## DIRECTION
Repeat the data that follows, word for word, without the images.
═════ RECORDS FOR THIS TASK ═════
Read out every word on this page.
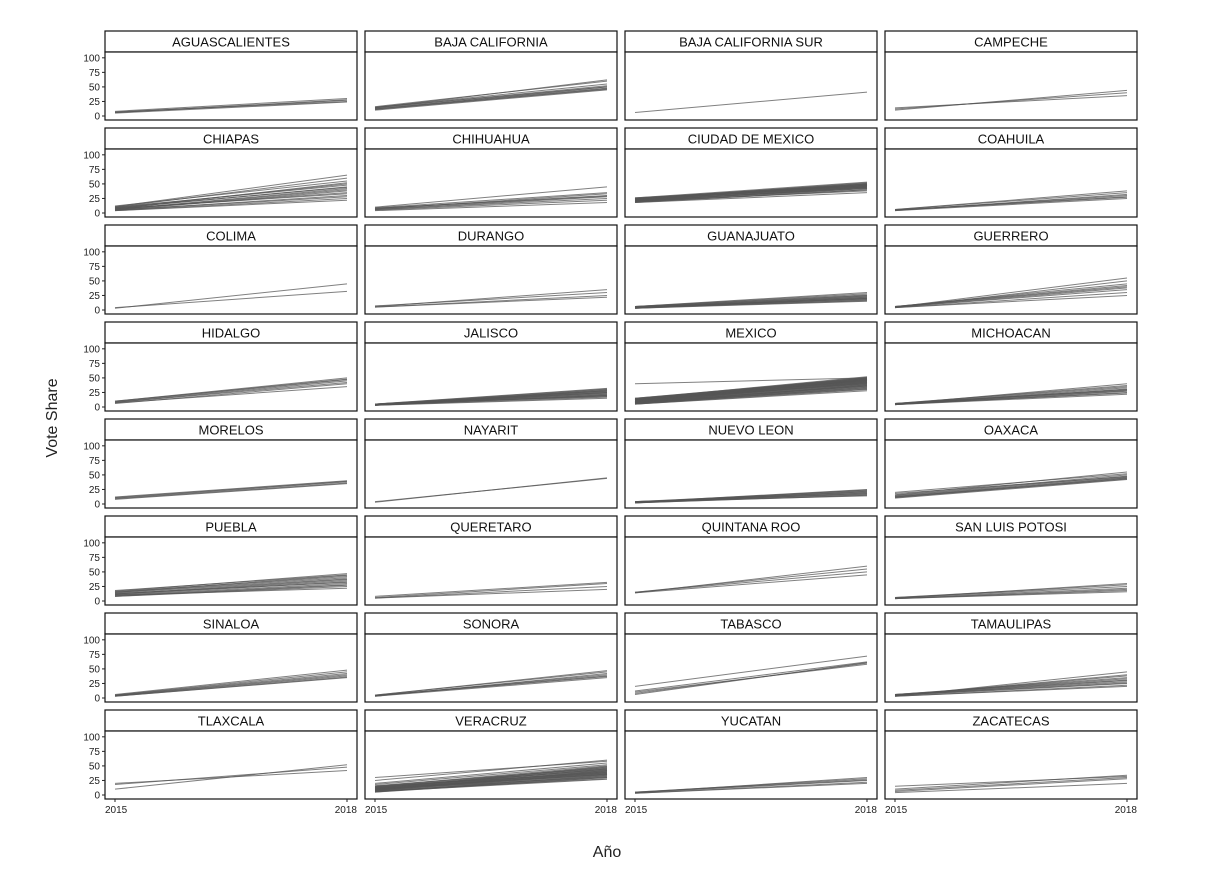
AGUASCALIENTES
0
25
50
75
100
BAJA CALIFORNIA	BAJA CALIFORNIA SUR	CAMPECHE
CHIAPAS
0
25
50
75
100
CHIHUAHUA	CIUDAD DE MEXICO	COAHUILA
COLIMA
0
25
50
75
100
DURANGO	GUANAJUATO	GUERRERO
HIDALGO
0
25
50
75
100
JALISCO	MEXICO	MICHOACAN
MORELOS
0
25
50
75
100
NAYARIT	NUEVO LEON	OAXACA
PUEBLA
0
25
50
75
100
QUERETARO	QUINTANA ROO	SAN LUIS POTOSI
SINALOA
0
25
50
75
100
SONORA	TABASCO	TAMAULIPAS
TLAXCALA
0
25
50
75
100
2015	2018
VERACRUZ
2015	2018
YUCATAN
2015	2018
ZACATECAS
2015	2018
Vote Share
Año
═════
## ANSWER TO THIS TASK
Read out every word on this page.
AGUASCALIENTES
0
25
50
75
100
BAJA CALIFORNIA	BAJA CALIFORNIA SUR	CAMPECHE
CHIAPAS
0
25
50
75
100
CHIHUAHUA	CIUDAD DE MEXICO	COAHUILA
COLIMA
0
25
50
75
100
DURANGO	GUANAJUATO	GUERRERO
HIDALGO
0
25
50
75
100
JALISCO	MEXICO	MICHOACAN
MORELOS
0
25
50
75
100
NAYARIT	NUEVO LEON	OAXACA
PUEBLA
0
25
50
75
100
QUERETARO	QUINTANA ROO	SAN LUIS POTOSI
SINALOA
0
25
50
75
100
SONORA	TABASCO	TAMAULIPAS
TLAXCALA
0
25
50
75
100
2015	2018
VERACRUZ
2015	2018
YUCATAN
2015	2018
ZACATECAS
2015	2018
Vote Share
Año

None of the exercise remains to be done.